• [Given exercise]: Retype each entry below, keeping every character the same.

[start of Records shown]

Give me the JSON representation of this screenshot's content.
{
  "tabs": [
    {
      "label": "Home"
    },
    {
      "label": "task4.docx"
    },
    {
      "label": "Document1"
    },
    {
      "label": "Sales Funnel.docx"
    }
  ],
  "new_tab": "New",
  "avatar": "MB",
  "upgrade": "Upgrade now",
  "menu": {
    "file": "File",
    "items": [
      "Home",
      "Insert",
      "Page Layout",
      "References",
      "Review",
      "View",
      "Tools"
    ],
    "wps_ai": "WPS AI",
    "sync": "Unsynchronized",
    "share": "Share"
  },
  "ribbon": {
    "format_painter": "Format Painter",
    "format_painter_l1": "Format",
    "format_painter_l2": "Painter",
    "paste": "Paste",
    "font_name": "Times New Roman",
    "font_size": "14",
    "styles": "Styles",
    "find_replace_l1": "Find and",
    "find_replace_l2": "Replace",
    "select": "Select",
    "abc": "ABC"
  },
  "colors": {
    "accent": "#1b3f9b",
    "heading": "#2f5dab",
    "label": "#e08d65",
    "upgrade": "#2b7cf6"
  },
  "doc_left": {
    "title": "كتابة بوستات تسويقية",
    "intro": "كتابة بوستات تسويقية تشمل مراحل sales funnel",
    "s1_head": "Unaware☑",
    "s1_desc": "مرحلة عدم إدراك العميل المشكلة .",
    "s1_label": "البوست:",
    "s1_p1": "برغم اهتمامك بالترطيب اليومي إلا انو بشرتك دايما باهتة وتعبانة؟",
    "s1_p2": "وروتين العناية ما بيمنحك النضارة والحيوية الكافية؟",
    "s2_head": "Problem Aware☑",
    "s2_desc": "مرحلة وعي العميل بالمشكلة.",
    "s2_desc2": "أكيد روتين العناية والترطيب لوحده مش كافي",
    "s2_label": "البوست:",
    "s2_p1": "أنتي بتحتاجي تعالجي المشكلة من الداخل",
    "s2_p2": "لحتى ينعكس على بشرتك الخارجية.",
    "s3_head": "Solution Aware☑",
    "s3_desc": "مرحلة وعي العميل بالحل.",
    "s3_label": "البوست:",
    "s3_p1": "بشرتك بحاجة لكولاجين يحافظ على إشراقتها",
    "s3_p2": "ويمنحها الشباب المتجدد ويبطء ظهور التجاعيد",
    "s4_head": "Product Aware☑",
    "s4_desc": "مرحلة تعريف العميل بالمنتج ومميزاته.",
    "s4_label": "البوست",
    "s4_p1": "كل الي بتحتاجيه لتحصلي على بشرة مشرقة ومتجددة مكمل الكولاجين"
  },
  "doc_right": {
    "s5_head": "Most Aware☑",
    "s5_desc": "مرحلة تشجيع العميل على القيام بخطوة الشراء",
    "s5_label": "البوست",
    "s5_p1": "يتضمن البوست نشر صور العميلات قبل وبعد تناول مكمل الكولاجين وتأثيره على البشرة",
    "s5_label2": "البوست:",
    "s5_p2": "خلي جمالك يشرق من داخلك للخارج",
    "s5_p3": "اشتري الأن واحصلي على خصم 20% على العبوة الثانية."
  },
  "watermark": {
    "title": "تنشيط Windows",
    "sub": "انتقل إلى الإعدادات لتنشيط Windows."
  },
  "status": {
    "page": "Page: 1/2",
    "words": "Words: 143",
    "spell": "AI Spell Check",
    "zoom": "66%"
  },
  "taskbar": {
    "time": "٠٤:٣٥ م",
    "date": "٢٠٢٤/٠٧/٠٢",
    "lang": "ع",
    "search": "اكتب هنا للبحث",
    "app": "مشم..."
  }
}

[end of Records shown]

• [Completed task]:
Give me the JSON representation of this screenshot's content.
{
  "tabs": [
    {
      "label": "Home"
    },
    {
      "label": "task4.docx"
    },
    {
      "label": "Document1"
    },
    {
      "label": "Sales Funnel.docx"
    }
  ],
  "new_tab": "New",
  "avatar": "MB",
  "upgrade": "Upgrade now",
  "menu": {
    "file": "File",
    "items": [
      "Home",
      "Insert",
      "Page Layout",
      "References",
      "Review",
      "View",
      "Tools"
    ],
    "wps_ai": "WPS AI",
    "sync": "Unsynchronized",
    "share": "Share"
  },
  "ribbon": {
    "format_painter": "Format Painter",
    "format_painter_l1": "Format",
    "format_painter_l2": "Painter",
    "paste": "Paste",
    "font_name": "Times New Roman",
    "font_size": "14",
    "styles": "Styles",
    "find_replace_l1": "Find and",
    "find_replace_l2": "Replace",
    "select": "Select",
    "abc": "ABC"
  },
  "colors": {
    "accent": "#1b3f9b",
    "heading": "#2f5dab",
    "label": "#e08d65",
    "upgrade": "#2b7cf6"
  },
  "doc_left": {
    "title": "كتابة بوستات تسويقية",
    "intro": "كتابة بوستات تسويقية تشمل مراحل sales funnel",
    "s1_head": "Unaware☑",
    "s1_desc": "مرحلة عدم إدراك العميل المشكلة .",
    "s1_label": "البوست:",
    "s1_p1": "برغم اهتمامك بالترطيب اليومي إلا انو بشرتك دايما باهتة وتعبانة؟",
    "s1_p2": "وروتين العناية ما بيمنحك النضارة والحيوية الكافية؟",
    "s2_head": "Problem Aware☑",
    "s2_desc": "مرحلة وعي العميل بالمشكلة.",
    "s2_desc2": "أكيد روتين العناية والترطيب لوحده مش كافي",
    "s2_label": "البوست:",
    "s2_p1": "أنتي بتحتاجي تعالجي المشكلة من الداخل",
    "s2_p2": "لحتى ينعكس على بشرتك الخارجية.",
    "s3_head": "Solution Aware☑",
    "s3_desc": "مرحلة وعي العميل بالحل.",
    "s3_label": "البوست:",
    "s3_p1": "بشرتك بحاجة لكولاجين يحافظ على إشراقتها",
    "s3_p2": "ويمنحها الشباب المتجدد ويبطء ظهور التجاعيد",
    "s4_head": "Product Aware☑",
    "s4_desc": "مرحلة تعريف العميل بالمنتج ومميزاته.",
    "s4_label": "البوست",
    "s4_p1": "كل الي بتحتاجيه لتحصلي على بشرة مشرقة ومتجددة مكمل الكولاجين"
  },
  "doc_right": {
    "s5_head": "Most Aware☑",
    "s5_desc": "مرحلة تشجيع العميل على القيام بخطوة الشراء",
    "s5_label": "البوست",
    "s5_p1": "يتضمن البوست نشر صور العميلات قبل وبعد تناول مكمل الكولاجين وتأثيره على البشرة",
    "s5_label2": "البوست:",
    "s5_p2": "خلي جمالك يشرق من داخلك للخارج",
    "s5_p3": "اشتري الأن واحصلي على خصم 20% على العبوة الثانية."
  },
  "watermark": {
    "title": "تنشيط Windows",
    "sub": "انتقل إلى الإعدادات لتنشيط Windows."
  },
  "status": {
    "page": "Page: 1/2",
    "words": "Words: 143",
    "spell": "AI Spell Check",
    "zoom": "66%"
  },
  "taskbar": {
    "time": "٠٤:٣٥ م",
    "date": "٢٠٢٤/٠٧/٠٢",
    "lang": "ع",
    "search": "اكتب هنا للبحث",
    "app": "مشم..."
  }
}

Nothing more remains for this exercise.